[Dataset items]
---

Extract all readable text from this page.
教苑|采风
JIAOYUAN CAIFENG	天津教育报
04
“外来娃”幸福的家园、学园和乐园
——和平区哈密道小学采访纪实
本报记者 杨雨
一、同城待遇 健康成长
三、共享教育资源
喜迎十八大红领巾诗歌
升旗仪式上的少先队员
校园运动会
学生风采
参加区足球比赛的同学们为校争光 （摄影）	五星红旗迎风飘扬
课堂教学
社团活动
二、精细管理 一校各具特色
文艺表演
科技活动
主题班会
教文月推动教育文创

---

» **WHAT THE TASK REQUIRES**: Quote the material exactly, leaving nothing out.

» **FINISHED ANSWER**:
Extract all readable text from this page.
教苑|采风
JIAOYUAN CAIFENG	天津教育报
04
“外来娃”幸福的家园、学园和乐园
——和平区哈密道小学采访纪实
本报记者 杨雨
一、同城待遇 健康成长
三、共享教育资源
喜迎十八大红领巾诗歌
升旗仪式上的少先队员
校园运动会
学生风采
参加区足球比赛的同学们为校争光 （摄影）	五星红旗迎风飘扬
课堂教学
社团活动
二、精细管理 一校各具特色
文艺表演
科技活动
主题班会
教文月推动教育文创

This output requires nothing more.